■ **Task to complete**
Take all the material and copy it exactly.

■ **Given records**
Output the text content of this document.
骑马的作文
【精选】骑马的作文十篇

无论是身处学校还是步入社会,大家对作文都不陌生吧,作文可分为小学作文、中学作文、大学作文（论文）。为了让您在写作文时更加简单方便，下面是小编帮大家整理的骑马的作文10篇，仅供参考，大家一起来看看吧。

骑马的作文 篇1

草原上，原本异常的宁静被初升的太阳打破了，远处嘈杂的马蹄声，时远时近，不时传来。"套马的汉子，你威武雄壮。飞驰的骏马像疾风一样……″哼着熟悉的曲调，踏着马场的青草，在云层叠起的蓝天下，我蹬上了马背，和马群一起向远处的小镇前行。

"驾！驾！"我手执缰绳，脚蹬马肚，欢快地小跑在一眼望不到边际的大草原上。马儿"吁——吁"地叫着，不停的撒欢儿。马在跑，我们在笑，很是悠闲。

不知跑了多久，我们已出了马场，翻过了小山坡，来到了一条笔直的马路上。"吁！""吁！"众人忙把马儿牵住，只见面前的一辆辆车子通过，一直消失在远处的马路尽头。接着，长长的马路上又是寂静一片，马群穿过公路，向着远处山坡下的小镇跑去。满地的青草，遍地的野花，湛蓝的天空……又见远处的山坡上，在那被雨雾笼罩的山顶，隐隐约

■ **Answer to the problem**
Output the text content of this document.
骑马的作文
【精选】骑马的作文十篇

无论是身处学校还是步入社会,大家对作文都不陌生吧,作文可分为小学作文、中学作文、大学作文（论文）。为了让您在写作文时更加简单方便，下面是小编帮大家整理的骑马的作文10篇，仅供参考，大家一起来看看吧。

骑马的作文 篇1

草原上，原本异常的宁静被初升的太阳打破了，远处嘈杂的马蹄声，时远时近，不时传来。"套马的汉子，你威武雄壮。飞驰的骏马像疾风一样……″哼着熟悉的曲调，踏着马场的青草，在云层叠起的蓝天下，我蹬上了马背，和马群一起向远处的小镇前行。

"驾！驾！"我手执缰绳，脚蹬马肚，欢快地小跑在一眼望不到边际的大草原上。马儿"吁——吁"地叫着，不停的撒欢儿。马在跑，我们在笑，很是悠闲。

不知跑了多久，我们已出了马场，翻过了小山坡，来到了一条笔直的马路上。"吁！""吁！"众人忙把马儿牵住，只见面前的一辆辆车子通过，一直消失在远处的马路尽头。接着，长长的马路上又是寂静一片，马群穿过公路，向着远处山坡下的小镇跑去。满地的青草，遍地的野花，湛蓝的天空……又见远处的山坡上，在那被雨雾笼罩的山顶，隐隐约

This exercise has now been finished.